[Collection entries]
>>>>>
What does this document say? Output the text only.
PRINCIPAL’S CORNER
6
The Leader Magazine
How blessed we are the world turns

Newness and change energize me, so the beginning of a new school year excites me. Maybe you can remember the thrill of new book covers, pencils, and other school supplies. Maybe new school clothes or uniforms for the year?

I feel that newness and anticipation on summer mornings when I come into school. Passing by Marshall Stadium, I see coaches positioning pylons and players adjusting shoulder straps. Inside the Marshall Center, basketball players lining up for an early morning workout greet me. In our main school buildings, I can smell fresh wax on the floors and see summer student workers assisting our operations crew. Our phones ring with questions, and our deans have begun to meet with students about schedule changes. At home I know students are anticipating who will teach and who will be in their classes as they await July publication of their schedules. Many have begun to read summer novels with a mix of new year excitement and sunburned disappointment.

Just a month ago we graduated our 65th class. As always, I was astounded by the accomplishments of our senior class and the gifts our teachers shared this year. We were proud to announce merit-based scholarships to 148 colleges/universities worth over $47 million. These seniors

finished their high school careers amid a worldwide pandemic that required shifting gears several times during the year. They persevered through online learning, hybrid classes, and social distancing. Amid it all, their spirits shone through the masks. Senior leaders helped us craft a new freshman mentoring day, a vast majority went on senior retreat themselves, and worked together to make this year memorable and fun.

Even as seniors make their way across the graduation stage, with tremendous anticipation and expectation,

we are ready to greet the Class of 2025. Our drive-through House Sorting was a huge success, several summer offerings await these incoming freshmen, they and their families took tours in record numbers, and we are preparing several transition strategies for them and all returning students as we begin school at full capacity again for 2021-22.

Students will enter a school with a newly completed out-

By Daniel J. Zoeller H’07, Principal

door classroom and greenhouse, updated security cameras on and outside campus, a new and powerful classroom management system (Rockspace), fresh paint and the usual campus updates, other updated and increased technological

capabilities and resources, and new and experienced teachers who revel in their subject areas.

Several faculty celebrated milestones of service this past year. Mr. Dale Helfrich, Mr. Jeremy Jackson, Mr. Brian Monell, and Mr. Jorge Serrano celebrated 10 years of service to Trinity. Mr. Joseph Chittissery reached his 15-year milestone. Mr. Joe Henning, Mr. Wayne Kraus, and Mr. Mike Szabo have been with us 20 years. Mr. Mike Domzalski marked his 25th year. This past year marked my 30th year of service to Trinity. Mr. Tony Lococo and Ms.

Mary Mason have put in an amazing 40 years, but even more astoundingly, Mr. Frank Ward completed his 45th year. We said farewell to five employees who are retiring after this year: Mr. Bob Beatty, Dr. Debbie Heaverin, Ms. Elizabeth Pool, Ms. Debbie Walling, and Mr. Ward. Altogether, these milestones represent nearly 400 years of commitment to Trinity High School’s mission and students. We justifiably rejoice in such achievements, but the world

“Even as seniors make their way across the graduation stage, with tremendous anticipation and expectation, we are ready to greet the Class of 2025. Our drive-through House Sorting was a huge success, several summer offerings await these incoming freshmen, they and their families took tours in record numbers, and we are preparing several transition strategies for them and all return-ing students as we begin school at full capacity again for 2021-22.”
<<<<<
**Exercise requirements**
Only lines with "completed" are wanted here; list each of them.

**Task output**
Students will enter a school with a newly completed out-
Mary Mason have put in an amazing 40 years, but even more astoundingly, Mr. Frank Ward completed his 45th year. We said farewell to five employees who are retiring after this year: Mr. Bob Beatty, Dr. Debbie Heaverin, Ms. Elizabeth Pool, Ms. Debbie Walling, and Mr. Ward. Altogether, these milestones represent nearly 400 years of commitment to Trinity High School’s mission and students. We justifiably rejoice in such achievements, but the world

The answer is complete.